• GIVEN EXERCISE: How many lines in the listing below include the word "March"? Answer with the number and nothing else.

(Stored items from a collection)

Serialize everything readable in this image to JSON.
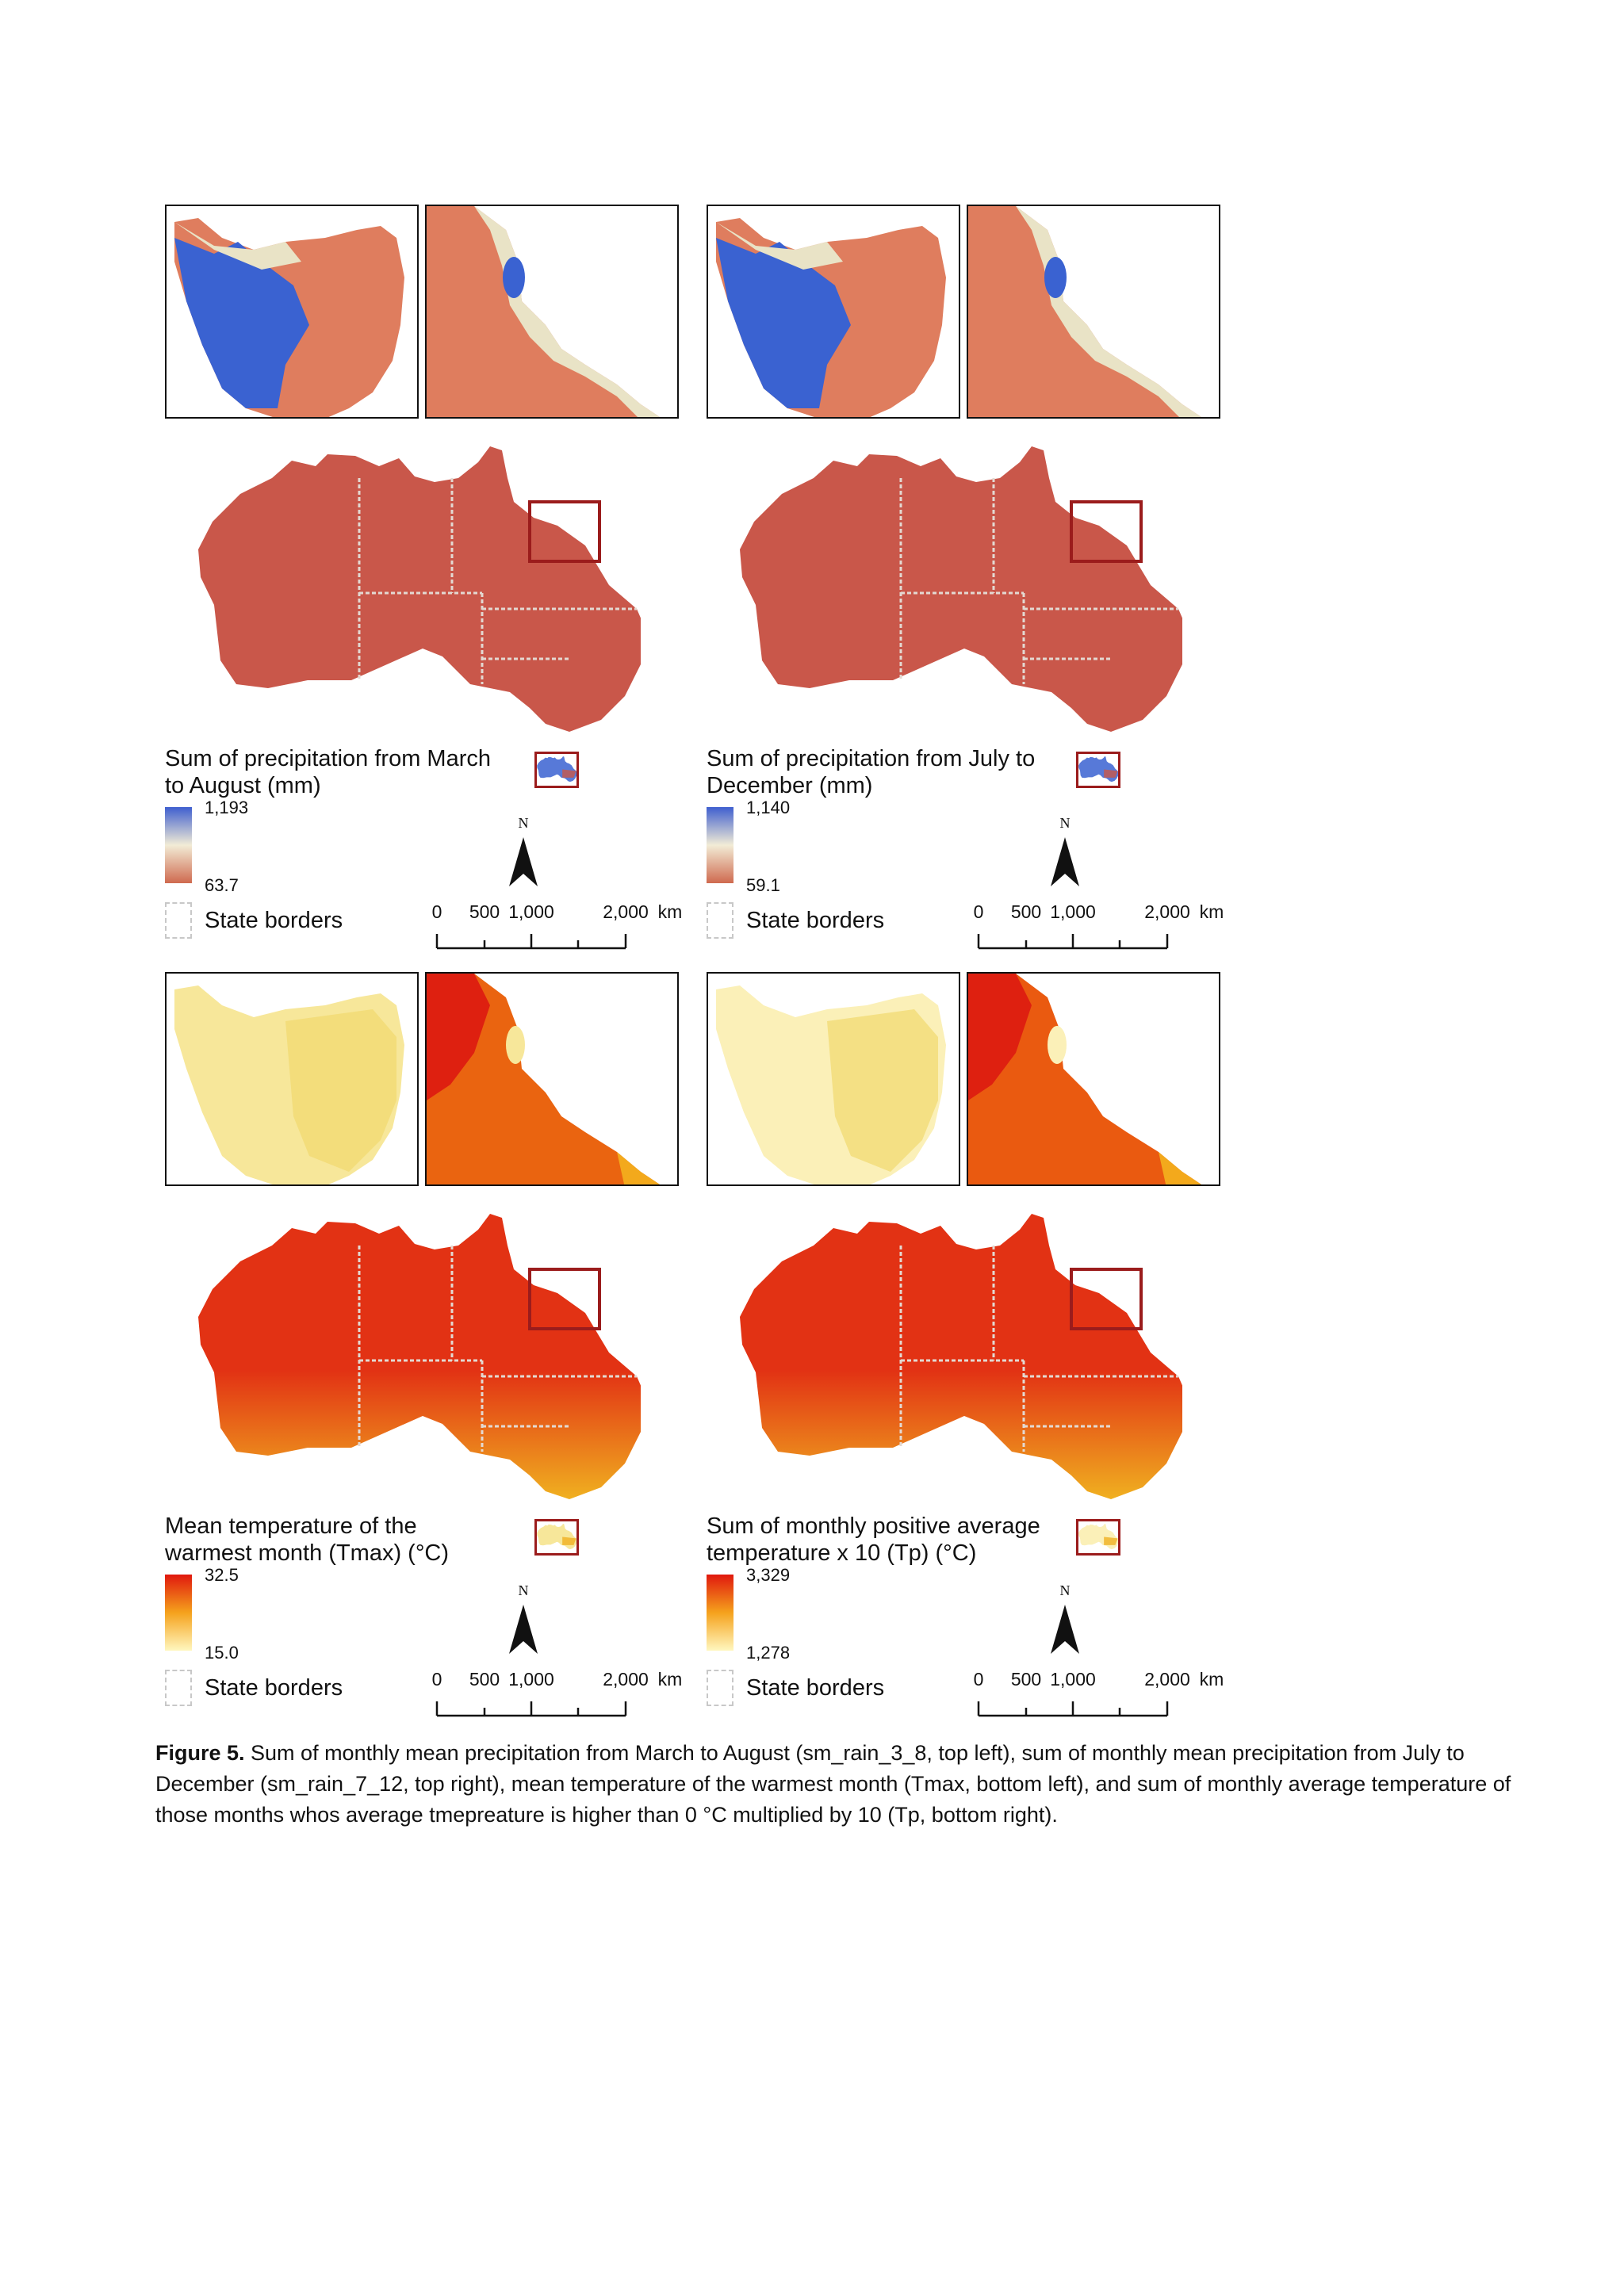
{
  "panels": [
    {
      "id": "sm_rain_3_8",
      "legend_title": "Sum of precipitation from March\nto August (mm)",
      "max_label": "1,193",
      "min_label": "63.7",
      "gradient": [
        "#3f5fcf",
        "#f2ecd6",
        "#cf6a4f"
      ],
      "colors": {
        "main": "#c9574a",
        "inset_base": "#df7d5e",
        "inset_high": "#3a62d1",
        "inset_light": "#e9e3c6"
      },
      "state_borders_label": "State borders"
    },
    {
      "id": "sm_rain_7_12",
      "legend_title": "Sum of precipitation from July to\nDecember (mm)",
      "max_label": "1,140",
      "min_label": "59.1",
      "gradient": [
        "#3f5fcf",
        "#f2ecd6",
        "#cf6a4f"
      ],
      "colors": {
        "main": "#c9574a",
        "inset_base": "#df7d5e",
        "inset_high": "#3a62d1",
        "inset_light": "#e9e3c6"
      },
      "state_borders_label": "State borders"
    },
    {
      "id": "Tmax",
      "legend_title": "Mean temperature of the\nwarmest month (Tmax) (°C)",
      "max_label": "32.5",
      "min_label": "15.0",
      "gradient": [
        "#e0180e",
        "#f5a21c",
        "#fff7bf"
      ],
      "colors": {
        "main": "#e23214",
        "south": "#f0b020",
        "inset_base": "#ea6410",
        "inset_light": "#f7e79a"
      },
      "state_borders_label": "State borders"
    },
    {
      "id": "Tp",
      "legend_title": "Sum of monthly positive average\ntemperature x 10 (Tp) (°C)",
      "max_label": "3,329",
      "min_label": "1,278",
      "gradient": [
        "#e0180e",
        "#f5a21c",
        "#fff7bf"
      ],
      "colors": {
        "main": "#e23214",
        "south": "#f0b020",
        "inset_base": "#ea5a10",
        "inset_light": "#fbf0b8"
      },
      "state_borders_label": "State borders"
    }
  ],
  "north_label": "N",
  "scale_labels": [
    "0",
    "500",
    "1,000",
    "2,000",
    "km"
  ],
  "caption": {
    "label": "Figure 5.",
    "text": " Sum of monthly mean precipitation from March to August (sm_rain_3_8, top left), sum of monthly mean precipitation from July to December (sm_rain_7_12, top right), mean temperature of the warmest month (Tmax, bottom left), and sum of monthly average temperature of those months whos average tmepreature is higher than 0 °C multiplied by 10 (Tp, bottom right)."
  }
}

• OUTPUT OF THE TASK: 2